Repeat the material below exactly, with no pictures.

[Stored records]
=======

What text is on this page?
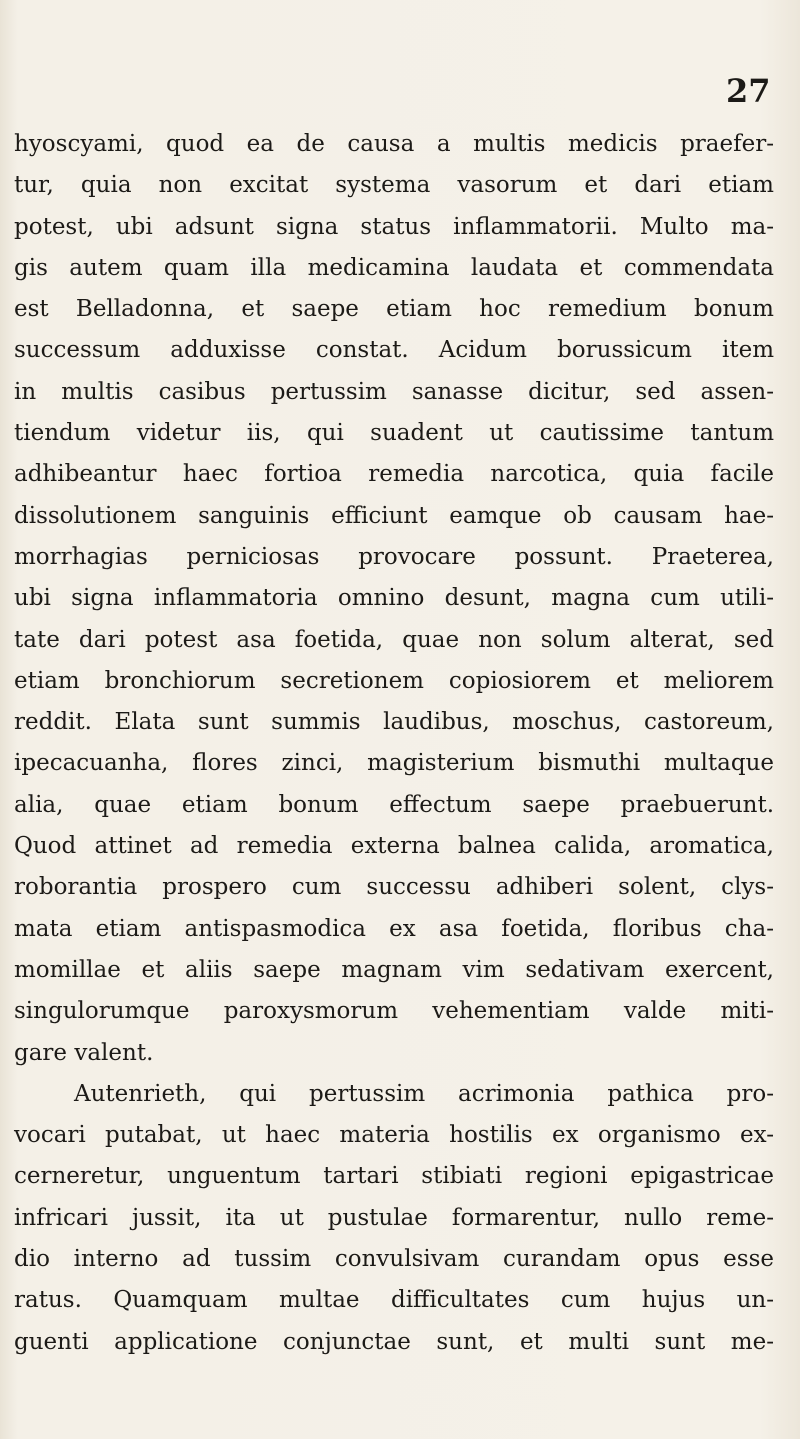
27
hyoscyami, quod ea de causa a multis medicis praefer-
tur, quia non excitat systema vasorum et dari etiam
potest, ubi adsunt signa status inflammatorii. Multo ma-
gis autem quam illa medicamina laudata et commendata
est Belladonna, et saepe etiam hoc remedium bonum
successum adduxisse constat. Acidum borussicum item
in multis casibus pertussim sanasse dicitur, sed assen-
tiendum videtur iis, qui suadent ut cautissime tantum
adhibeantur haec fortioa remedia narcotica, quia facile
dissolutionem sanguinis efficiunt eamque ob causam hae-
morrhagias perniciosas provocare possunt. Praeterea,
ubi signa inflammatoria omnino desunt, magna cum utili-
tate dari potest asa foetida, quae non solum alterat, sed
etiam bronchiorum secretionem copiosiorem et meliorem
reddit. Elata sunt summis laudibus, moschus, castoreum,
ipecacuanha, flores zinci, magisterium bismuthi multaque
alia, quae etiam bonum effectum saepe praebuerunt.
Quod attinet ad remedia externa balnea calida, aromatica,
roborantia prospero cum successu adhiberi solent, clys-
mata etiam antispasmodica ex asa foetida, floribus cha-
momillae et aliis saepe magnam vim sedativam exercent,
singulorumque paroxysmorum vehementiam valde miti-
gare valent.
Autenrieth, qui pertussim acrimonia pathica pro-
vocari putabat, ut haec materia hostilis ex organismo ex-
cerneretur, unguentum tartari stibiati regioni epigastricae
infricari jussit, ita ut pustulae formarentur, nullo reme-
dio interno ad tussim convulsivam curandam opus esse
ratus. Quamquam multae difficultates cum hujus un-
guenti applicatione conjunctae sunt, et multi sunt me-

=======

Exercise response:
What text is on this page?
27
hyoscyami, quod ea de causa a multis medicis praefer-
tur, quia non excitat systema vasorum et dari etiam
potest, ubi adsunt signa status inflammatorii. Multo ma-
gis autem quam illa medicamina laudata et commendata
est Belladonna, et saepe etiam hoc remedium bonum
successum adduxisse constat. Acidum borussicum item
in multis casibus pertussim sanasse dicitur, sed assen-
tiendum videtur iis, qui suadent ut cautissime tantum
adhibeantur haec fortioa remedia narcotica, quia facile
dissolutionem sanguinis efficiunt eamque ob causam hae-
morrhagias perniciosas provocare possunt. Praeterea,
ubi signa inflammatoria omnino desunt, magna cum utili-
tate dari potest asa foetida, quae non solum alterat, sed
etiam bronchiorum secretionem copiosiorem et meliorem
reddit. Elata sunt summis laudibus, moschus, castoreum,
ipecacuanha, flores zinci, magisterium bismuthi multaque
alia, quae etiam bonum effectum saepe praebuerunt.
Quod attinet ad remedia externa balnea calida, aromatica,
roborantia prospero cum successu adhiberi solent, clys-
mata etiam antispasmodica ex asa foetida, floribus cha-
momillae et aliis saepe magnam vim sedativam exercent,
singulorumque paroxysmorum vehementiam valde miti-
gare valent.
Autenrieth, qui pertussim acrimonia pathica pro-
vocari putabat, ut haec materia hostilis ex organismo ex-
cerneretur, unguentum tartari stibiati regioni epigastricae
infricari jussit, ita ut pustulae formarentur, nullo reme-
dio interno ad tussim convulsivam curandam opus esse
ratus. Quamquam multae difficultates cum hujus un-
guenti applicatione conjunctae sunt, et multi sunt me-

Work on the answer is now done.